_Directions_
Print the records again, character for character.

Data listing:
───
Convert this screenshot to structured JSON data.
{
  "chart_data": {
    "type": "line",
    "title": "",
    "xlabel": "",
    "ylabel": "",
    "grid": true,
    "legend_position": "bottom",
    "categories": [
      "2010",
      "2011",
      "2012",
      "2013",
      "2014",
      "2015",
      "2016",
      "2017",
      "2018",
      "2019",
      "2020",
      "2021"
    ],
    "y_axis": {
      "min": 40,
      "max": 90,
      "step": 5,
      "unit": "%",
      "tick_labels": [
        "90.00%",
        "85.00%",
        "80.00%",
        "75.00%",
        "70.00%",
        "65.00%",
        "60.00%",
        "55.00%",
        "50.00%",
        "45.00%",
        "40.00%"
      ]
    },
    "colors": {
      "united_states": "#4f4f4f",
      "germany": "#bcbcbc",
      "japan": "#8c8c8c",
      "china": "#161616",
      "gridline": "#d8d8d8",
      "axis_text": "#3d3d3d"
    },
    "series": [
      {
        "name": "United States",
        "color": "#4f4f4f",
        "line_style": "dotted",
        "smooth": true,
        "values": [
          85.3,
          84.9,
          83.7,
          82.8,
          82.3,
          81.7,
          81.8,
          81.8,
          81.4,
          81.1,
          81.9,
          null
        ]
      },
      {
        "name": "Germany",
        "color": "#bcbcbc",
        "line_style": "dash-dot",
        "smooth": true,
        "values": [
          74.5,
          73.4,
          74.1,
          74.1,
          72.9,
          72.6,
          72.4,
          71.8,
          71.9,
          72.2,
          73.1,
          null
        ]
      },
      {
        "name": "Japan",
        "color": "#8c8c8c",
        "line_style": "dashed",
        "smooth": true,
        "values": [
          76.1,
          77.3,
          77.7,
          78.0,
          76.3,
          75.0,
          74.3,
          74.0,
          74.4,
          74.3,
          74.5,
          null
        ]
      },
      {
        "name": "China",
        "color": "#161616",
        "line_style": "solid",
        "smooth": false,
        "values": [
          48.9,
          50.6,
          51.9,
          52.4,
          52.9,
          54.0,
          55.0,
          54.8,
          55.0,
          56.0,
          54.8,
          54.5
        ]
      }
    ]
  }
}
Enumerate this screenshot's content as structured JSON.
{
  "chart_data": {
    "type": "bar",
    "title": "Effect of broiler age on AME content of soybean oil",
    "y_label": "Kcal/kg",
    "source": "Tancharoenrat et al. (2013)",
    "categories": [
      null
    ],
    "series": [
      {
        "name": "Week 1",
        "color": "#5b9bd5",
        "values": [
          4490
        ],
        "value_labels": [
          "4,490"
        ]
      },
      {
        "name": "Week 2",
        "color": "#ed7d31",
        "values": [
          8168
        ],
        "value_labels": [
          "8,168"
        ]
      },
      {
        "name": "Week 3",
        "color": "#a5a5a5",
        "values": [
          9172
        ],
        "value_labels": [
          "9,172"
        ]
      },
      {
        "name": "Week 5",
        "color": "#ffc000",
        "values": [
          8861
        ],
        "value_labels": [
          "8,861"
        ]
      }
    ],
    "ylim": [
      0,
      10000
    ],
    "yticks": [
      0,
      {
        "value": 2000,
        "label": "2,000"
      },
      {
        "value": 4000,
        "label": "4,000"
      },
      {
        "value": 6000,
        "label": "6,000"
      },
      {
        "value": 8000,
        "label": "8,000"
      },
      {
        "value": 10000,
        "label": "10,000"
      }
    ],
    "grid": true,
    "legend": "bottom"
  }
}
───
_Result of the task_
Convert this screenshot to structured JSON data.
{
  "chart_data": {
    "type": "line",
    "title": "",
    "xlabel": "",
    "ylabel": "",
    "grid": true,
    "legend_position": "bottom",
    "categories": [
      "2010",
      "2011",
      "2012",
      "2013",
      "2014",
      "2015",
      "2016",
      "2017",
      "2018",
      "2019",
      "2020",
      "2021"
    ],
    "y_axis": {
      "min": 40,
      "max": 90,
      "step": 5,
      "unit": "%",
      "tick_labels": [
        "90.00%",
        "85.00%",
        "80.00%",
        "75.00%",
        "70.00%",
        "65.00%",
        "60.00%",
        "55.00%",
        "50.00%",
        "45.00%",
        "40.00%"
      ]
    },
    "colors": {
      "united_states": "#4f4f4f",
      "germany": "#bcbcbc",
      "japan": "#8c8c8c",
      "china": "#161616",
      "gridline": "#d8d8d8",
      "axis_text": "#3d3d3d"
    },
    "series": [
      {
        "name": "United States",
        "color": "#4f4f4f",
        "line_style": "dotted",
        "smooth": true,
        "values": [
          85.3,
          84.9,
          83.7,
          82.8,
          82.3,
          81.7,
          81.8,
          81.8,
          81.4,
          81.1,
          81.9,
          null
        ]
      },
      {
        "name": "Germany",
        "color": "#bcbcbc",
        "line_style": "dash-dot",
        "smooth": true,
        "values": [
          74.5,
          73.4,
          74.1,
          74.1,
          72.9,
          72.6,
          72.4,
          71.8,
          71.9,
          72.2,
          73.1,
          null
        ]
      },
      {
        "name": "Japan",
        "color": "#8c8c8c",
        "line_style": "dashed",
        "smooth": true,
        "values": [
          76.1,
          77.3,
          77.7,
          78.0,
          76.3,
          75.0,
          74.3,
          74.0,
          74.4,
          74.3,
          74.5,
          null
        ]
      },
      {
        "name": "China",
        "color": "#161616",
        "line_style": "solid",
        "smooth": false,
        "values": [
          48.9,
          50.6,
          51.9,
          52.4,
          52.9,
          54.0,
          55.0,
          54.8,
          55.0,
          56.0,
          54.8,
          54.5
        ]
      }
    ]
  }
}
Enumerate this screenshot's content as structured JSON.
{
  "chart_data": {
    "type": "bar",
    "title": "Effect of broiler age on AME content of soybean oil",
    "y_label": "Kcal/kg",
    "source": "Tancharoenrat et al. (2013)",
    "categories": [
      null
    ],
    "series": [
      {
        "name": "Week 1",
        "color": "#5b9bd5",
        "values": [
          4490
        ],
        "value_labels": [
          "4,490"
        ]
      },
      {
        "name": "Week 2",
        "color": "#ed7d31",
        "values": [
          8168
        ],
        "value_labels": [
          "8,168"
        ]
      },
      {
        "name": "Week 3",
        "color": "#a5a5a5",
        "values": [
          9172
        ],
        "value_labels": [
          "9,172"
        ]
      },
      {
        "name": "Week 5",
        "color": "#ffc000",
        "values": [
          8861
        ],
        "value_labels": [
          "8,861"
        ]
      }
    ],
    "ylim": [
      0,
      10000
    ],
    "yticks": [
      0,
      {
        "value": 2000,
        "label": "2,000"
      },
      {
        "value": 4000,
        "label": "4,000"
      },
      {
        "value": 6000,
        "label": "6,000"
      },
      {
        "value": 8000,
        "label": "8,000"
      },
      {
        "value": 10000,
        "label": "10,000"
      }
    ],
    "grid": true,
    "legend": "bottom"
  }
}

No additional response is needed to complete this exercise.